(Saved entries)

----------

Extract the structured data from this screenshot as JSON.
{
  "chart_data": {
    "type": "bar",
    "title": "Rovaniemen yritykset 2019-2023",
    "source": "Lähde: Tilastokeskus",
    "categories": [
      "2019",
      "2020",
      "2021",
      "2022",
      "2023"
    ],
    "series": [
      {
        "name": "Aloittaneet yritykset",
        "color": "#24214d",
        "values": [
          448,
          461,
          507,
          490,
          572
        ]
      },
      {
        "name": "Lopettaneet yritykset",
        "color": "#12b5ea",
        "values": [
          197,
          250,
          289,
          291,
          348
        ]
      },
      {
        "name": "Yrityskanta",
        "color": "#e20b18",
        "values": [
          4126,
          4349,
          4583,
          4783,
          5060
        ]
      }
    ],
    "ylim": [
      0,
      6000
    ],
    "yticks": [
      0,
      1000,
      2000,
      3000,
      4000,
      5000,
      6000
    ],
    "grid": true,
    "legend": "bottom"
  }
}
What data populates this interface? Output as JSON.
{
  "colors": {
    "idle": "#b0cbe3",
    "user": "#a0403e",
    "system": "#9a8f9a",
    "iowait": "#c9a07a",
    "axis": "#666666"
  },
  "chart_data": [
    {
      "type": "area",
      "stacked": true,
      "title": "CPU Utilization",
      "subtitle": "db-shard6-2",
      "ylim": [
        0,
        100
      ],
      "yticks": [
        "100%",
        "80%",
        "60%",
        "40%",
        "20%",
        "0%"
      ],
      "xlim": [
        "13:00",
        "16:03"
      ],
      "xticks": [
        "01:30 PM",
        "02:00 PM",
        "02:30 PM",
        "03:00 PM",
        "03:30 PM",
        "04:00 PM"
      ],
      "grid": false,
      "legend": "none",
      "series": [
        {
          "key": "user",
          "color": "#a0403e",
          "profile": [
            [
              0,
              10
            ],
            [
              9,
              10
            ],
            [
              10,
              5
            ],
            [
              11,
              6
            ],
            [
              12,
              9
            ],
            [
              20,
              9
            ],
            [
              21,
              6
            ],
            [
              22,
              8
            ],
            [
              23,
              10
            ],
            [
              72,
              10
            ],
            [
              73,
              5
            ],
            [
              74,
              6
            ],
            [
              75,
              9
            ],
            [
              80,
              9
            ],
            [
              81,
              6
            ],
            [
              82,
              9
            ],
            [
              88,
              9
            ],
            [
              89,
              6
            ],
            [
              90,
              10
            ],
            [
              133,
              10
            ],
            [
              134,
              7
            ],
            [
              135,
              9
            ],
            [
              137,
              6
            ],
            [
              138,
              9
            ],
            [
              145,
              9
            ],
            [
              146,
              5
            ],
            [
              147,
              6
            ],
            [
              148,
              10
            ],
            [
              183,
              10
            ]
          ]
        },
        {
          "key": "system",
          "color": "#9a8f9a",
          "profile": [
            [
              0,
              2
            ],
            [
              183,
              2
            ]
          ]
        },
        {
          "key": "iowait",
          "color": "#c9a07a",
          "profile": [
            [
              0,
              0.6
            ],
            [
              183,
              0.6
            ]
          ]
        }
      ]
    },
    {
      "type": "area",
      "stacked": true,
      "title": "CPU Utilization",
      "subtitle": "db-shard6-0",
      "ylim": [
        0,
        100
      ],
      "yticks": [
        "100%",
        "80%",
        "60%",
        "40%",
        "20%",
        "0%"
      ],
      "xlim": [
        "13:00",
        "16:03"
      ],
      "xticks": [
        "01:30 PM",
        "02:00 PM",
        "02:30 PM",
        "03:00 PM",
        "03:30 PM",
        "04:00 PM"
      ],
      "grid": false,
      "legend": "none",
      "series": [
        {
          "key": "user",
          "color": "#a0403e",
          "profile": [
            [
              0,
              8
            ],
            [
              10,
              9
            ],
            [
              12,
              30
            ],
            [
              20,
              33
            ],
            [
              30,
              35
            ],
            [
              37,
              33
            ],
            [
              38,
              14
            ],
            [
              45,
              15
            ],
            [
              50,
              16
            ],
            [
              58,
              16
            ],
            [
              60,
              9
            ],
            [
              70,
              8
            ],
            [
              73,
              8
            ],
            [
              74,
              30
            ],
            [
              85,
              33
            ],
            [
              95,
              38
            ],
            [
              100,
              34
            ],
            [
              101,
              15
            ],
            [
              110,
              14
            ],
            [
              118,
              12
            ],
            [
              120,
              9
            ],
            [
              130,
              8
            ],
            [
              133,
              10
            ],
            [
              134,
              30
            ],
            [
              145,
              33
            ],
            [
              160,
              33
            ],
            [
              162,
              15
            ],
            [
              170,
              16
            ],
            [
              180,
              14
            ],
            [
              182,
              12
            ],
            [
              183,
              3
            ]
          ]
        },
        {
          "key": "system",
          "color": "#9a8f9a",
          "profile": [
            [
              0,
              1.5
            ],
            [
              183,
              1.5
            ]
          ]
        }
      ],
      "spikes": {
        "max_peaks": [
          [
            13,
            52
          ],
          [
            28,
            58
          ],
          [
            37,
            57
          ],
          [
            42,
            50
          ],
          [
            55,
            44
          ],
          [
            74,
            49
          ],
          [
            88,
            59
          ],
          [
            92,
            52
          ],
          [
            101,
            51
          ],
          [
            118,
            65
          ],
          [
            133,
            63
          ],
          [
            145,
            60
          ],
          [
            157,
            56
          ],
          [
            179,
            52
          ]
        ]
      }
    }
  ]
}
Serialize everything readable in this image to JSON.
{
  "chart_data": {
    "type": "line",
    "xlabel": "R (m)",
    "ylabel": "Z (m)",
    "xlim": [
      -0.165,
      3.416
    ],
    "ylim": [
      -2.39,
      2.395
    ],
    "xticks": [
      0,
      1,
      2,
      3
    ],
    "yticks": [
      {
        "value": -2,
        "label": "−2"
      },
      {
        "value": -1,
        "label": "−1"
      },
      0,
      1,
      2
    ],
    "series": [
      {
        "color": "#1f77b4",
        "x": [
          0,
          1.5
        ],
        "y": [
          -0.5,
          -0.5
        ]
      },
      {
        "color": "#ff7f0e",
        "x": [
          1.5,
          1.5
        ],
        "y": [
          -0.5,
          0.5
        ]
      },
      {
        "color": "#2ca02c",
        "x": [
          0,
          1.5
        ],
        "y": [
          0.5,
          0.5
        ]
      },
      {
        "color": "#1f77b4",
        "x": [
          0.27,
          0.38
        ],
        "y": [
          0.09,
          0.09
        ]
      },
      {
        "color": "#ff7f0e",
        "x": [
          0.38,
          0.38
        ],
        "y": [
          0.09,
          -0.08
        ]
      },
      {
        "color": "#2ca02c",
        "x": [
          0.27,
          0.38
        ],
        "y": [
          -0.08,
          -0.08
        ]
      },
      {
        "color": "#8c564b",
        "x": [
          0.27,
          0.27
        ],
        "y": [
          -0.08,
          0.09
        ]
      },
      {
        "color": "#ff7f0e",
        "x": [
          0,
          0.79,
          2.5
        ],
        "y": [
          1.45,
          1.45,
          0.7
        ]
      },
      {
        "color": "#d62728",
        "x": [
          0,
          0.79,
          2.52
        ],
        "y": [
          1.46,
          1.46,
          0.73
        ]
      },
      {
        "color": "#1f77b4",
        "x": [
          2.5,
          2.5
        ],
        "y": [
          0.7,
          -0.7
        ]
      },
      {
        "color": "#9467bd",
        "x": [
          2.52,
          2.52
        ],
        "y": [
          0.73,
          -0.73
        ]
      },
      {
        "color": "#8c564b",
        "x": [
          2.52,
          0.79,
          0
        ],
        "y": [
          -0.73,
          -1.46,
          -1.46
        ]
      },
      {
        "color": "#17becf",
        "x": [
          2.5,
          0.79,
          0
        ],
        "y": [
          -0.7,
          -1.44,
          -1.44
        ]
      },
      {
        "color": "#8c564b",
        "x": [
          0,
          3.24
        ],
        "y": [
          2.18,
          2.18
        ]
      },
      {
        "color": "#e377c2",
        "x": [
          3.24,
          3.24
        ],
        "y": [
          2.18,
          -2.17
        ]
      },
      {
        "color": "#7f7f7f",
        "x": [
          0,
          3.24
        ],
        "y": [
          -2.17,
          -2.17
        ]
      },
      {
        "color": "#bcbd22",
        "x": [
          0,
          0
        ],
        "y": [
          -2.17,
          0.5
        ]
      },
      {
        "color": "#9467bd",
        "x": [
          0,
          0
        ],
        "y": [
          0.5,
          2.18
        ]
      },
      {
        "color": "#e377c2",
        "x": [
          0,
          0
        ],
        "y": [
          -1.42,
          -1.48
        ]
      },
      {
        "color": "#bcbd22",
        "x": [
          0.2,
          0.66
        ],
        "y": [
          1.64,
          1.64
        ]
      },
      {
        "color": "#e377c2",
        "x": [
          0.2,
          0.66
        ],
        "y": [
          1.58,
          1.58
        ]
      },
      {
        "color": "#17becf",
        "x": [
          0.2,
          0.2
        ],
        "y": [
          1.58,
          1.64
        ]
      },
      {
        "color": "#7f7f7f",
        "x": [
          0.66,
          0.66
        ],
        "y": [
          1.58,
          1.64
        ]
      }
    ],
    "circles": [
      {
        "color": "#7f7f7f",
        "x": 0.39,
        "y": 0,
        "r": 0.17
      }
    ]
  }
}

----------

GOAL OF THE EXERCISE:
Where a line above contains the string "yritykset", copy that line.

SOLUTION TO THIS EXERCISE:
    "title": "Rovaniemen yritykset 2019-2023",
        "name": "Aloittaneet yritykset",
        "name": "Lopettaneet yritykset",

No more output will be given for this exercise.